» **EXERCISE PROMPT**
Take each line containing the word "this" and copy it.

··· DATA SHOWN

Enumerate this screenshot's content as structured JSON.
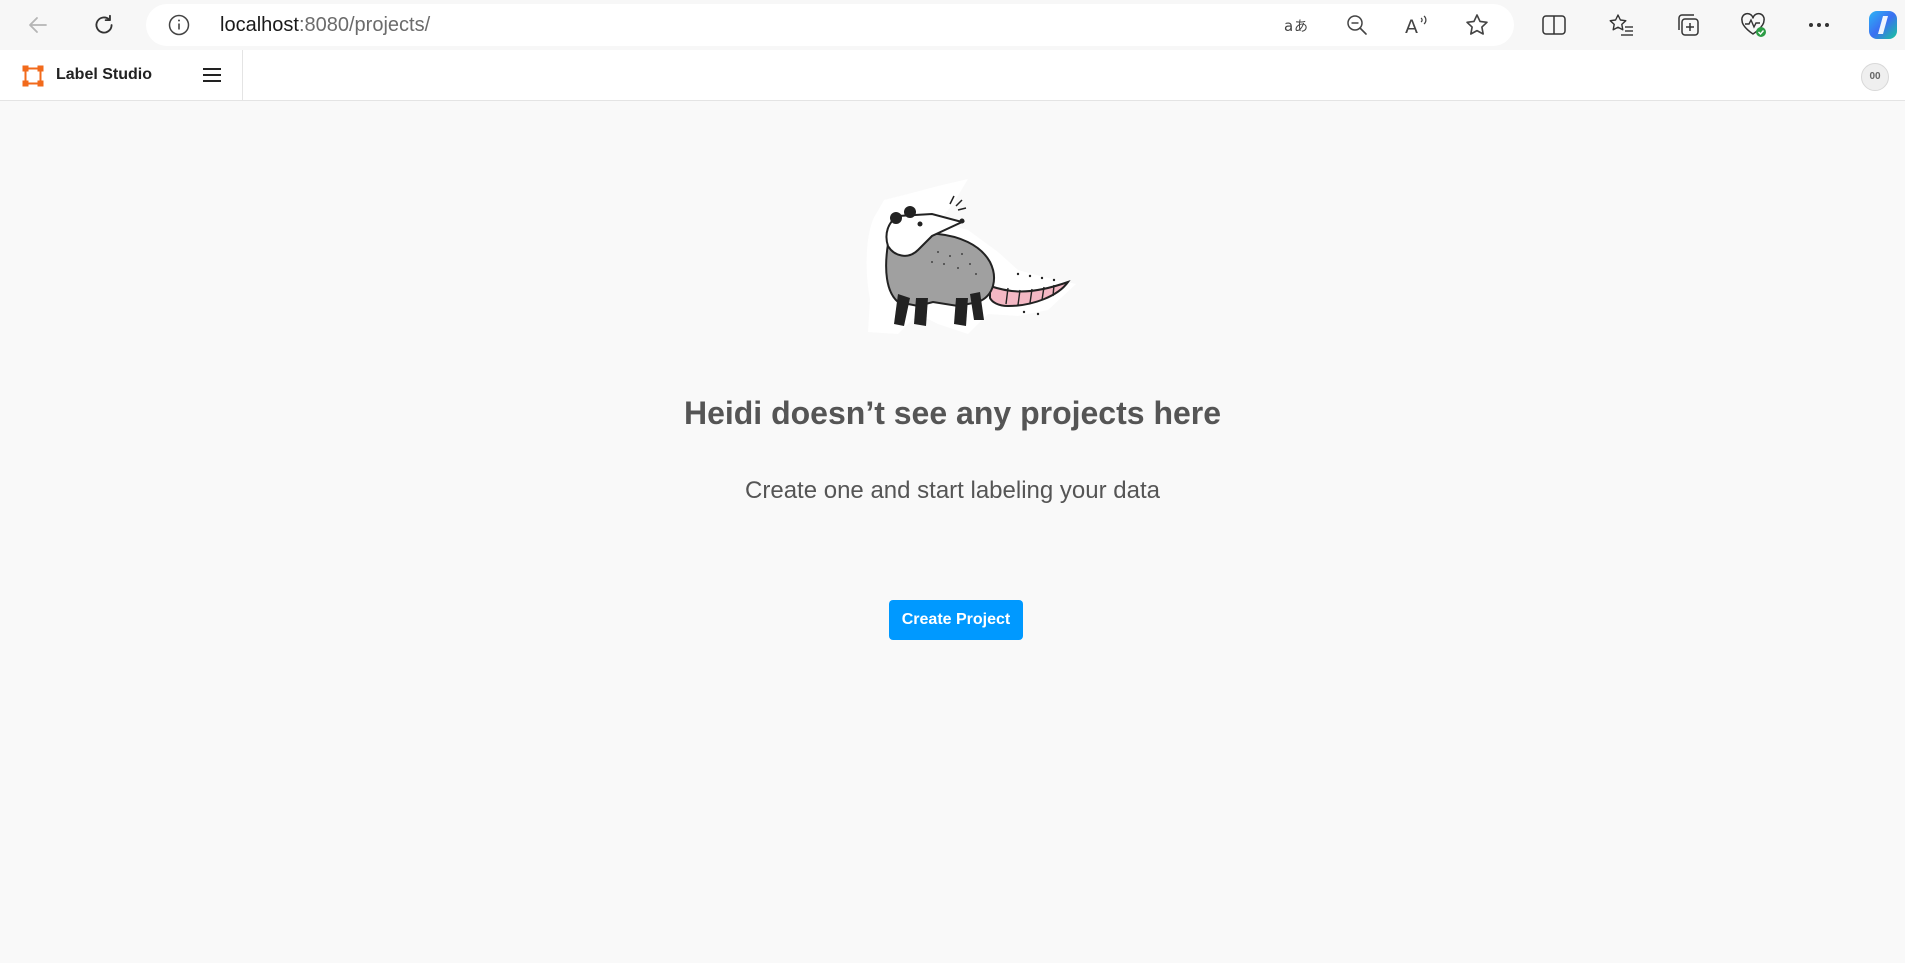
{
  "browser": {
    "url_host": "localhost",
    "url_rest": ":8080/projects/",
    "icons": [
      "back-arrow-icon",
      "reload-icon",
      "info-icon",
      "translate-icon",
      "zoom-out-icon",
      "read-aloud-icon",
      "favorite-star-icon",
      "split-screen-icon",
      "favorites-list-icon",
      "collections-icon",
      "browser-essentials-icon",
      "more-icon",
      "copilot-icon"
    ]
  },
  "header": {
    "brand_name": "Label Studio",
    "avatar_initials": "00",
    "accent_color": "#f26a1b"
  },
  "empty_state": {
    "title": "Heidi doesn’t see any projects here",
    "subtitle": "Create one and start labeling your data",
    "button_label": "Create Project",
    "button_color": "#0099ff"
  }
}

······
··· DATA SHOWN

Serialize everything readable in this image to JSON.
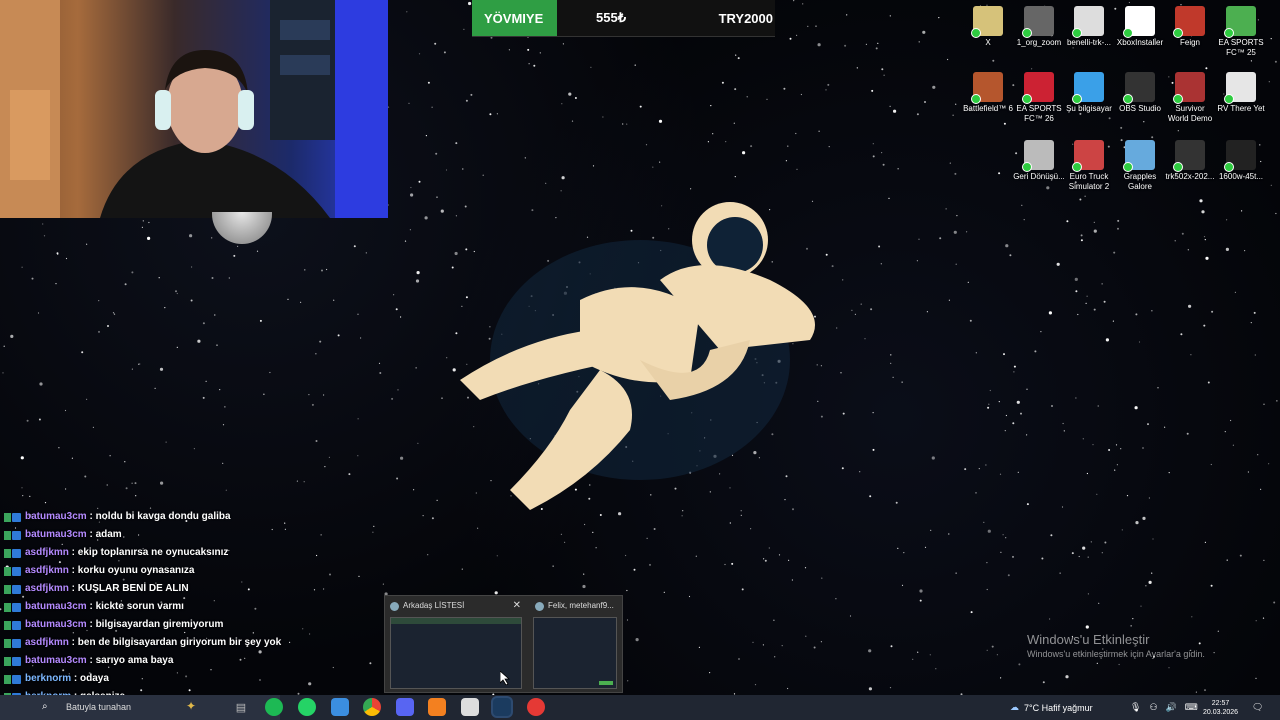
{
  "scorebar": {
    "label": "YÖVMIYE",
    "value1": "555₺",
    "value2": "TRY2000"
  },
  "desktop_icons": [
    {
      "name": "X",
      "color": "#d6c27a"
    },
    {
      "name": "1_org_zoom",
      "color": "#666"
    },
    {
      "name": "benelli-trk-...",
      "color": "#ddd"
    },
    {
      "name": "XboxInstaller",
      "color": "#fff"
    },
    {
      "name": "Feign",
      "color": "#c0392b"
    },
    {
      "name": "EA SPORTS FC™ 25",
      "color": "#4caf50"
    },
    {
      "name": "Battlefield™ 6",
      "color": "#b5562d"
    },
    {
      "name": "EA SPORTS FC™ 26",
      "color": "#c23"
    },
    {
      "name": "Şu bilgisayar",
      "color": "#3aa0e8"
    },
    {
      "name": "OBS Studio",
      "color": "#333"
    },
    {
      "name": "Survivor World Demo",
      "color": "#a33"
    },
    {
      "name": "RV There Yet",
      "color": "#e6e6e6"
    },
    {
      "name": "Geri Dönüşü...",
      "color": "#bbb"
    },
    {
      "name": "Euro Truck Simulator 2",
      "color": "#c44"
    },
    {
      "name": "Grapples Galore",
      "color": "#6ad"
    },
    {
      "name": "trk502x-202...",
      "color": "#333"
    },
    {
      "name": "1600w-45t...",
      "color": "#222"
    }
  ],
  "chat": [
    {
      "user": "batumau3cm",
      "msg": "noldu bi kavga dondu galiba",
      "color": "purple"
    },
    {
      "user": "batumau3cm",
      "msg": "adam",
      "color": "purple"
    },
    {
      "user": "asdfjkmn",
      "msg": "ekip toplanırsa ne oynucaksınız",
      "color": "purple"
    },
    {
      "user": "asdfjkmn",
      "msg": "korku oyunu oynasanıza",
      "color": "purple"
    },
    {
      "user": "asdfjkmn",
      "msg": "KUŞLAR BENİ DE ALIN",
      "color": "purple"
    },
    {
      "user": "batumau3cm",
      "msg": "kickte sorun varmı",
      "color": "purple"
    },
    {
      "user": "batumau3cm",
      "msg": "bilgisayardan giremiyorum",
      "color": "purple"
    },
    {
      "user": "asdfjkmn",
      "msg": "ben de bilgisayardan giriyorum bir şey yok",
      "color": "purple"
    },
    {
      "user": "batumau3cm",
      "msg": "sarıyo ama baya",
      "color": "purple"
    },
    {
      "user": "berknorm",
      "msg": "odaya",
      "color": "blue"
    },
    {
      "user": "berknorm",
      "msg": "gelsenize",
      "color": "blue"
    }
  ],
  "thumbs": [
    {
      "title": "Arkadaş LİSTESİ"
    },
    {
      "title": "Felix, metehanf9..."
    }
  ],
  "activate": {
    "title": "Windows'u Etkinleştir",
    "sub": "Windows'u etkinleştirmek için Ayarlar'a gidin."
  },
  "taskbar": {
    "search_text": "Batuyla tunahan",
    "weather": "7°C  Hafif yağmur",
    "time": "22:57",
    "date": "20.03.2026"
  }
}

······
··· DATA SHOWN

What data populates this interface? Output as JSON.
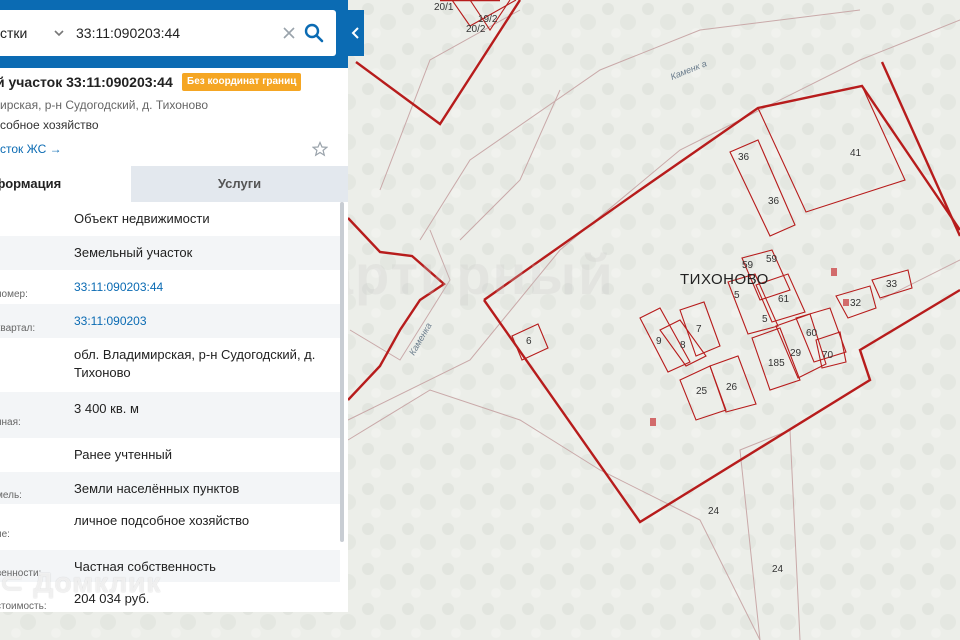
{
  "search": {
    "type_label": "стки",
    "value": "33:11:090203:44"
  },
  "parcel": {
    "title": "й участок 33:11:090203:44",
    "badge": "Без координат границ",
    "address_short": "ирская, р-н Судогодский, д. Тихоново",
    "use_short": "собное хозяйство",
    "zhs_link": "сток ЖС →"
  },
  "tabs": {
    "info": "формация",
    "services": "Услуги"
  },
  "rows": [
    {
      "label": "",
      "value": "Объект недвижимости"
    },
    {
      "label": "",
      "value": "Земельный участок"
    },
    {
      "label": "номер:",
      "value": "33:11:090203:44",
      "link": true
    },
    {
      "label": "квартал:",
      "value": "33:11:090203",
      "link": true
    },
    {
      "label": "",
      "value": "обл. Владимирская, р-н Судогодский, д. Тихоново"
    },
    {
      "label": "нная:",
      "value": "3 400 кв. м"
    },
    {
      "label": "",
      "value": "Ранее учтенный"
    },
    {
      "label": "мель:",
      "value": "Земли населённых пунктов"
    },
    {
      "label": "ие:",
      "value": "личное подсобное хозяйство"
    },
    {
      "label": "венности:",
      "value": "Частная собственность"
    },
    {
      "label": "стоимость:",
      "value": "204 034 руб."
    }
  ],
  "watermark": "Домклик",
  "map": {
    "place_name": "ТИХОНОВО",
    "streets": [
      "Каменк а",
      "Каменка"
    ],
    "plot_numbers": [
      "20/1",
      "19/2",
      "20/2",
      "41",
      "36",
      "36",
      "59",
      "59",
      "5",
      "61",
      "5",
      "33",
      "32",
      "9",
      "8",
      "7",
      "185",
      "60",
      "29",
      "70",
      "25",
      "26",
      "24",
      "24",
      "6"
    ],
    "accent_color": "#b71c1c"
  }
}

······

» **OUTPUT BELOW**
Enumerate this screenshot's content as structured JSON.
Serialize everything readable in this image to JSON.
What data populates this interface? Output as JSON.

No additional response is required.